> TASK GOAL:
List every line below containing "n野球の選抜チームで常に一緒だったし".

> PROVIDED RECORDS:
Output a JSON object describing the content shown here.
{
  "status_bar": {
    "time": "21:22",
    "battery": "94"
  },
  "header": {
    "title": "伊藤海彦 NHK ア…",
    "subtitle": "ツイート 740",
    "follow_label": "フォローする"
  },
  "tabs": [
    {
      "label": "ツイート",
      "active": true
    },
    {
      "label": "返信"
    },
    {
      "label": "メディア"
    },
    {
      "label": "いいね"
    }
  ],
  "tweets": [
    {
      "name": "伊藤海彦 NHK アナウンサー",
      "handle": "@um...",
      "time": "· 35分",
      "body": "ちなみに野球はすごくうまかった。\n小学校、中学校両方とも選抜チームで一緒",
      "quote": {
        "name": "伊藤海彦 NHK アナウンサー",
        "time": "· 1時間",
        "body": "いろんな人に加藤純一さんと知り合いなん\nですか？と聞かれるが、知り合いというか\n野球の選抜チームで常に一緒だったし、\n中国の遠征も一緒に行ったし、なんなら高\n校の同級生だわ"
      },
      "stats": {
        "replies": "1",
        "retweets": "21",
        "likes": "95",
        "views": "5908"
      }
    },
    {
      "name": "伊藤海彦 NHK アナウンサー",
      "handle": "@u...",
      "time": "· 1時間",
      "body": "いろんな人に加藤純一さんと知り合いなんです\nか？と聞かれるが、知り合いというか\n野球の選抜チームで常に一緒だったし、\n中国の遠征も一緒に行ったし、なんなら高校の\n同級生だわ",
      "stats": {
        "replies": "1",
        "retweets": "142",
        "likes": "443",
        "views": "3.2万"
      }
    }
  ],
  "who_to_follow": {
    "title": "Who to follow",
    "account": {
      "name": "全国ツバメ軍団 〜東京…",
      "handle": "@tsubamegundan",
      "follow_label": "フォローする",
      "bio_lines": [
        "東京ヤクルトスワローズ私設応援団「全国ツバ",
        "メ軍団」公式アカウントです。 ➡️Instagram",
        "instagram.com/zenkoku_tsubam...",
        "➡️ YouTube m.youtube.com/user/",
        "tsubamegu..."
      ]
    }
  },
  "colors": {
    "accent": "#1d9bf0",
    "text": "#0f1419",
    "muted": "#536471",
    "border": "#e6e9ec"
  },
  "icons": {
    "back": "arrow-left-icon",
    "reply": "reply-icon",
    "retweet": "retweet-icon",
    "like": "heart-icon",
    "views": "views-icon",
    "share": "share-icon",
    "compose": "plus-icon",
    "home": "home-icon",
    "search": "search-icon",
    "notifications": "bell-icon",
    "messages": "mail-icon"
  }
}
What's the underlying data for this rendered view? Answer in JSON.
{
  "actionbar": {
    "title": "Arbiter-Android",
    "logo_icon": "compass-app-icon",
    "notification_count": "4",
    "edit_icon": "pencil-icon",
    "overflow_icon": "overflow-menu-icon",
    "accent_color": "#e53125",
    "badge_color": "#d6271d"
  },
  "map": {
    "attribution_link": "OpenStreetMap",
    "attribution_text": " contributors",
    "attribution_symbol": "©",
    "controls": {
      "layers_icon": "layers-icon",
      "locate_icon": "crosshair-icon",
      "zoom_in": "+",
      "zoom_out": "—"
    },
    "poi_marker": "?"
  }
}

> ANSWER TO THE TASK:
        "body": "いろんな人に加藤純一さんと知り合いなん\nですか？と聞かれるが、知り合いというか\n野球の選抜チームで常に一緒だったし、\n中国の遠征も一緒に行ったし、なんなら高\n校の同級生だわ"
      "body": "いろんな人に加藤純一さんと知り合いなんです\nか？と聞かれるが、知り合いというか\n野球の選抜チームで常に一緒だったし、\n中国の遠征も一緒に行ったし、なんなら高校の\n同級生だわ",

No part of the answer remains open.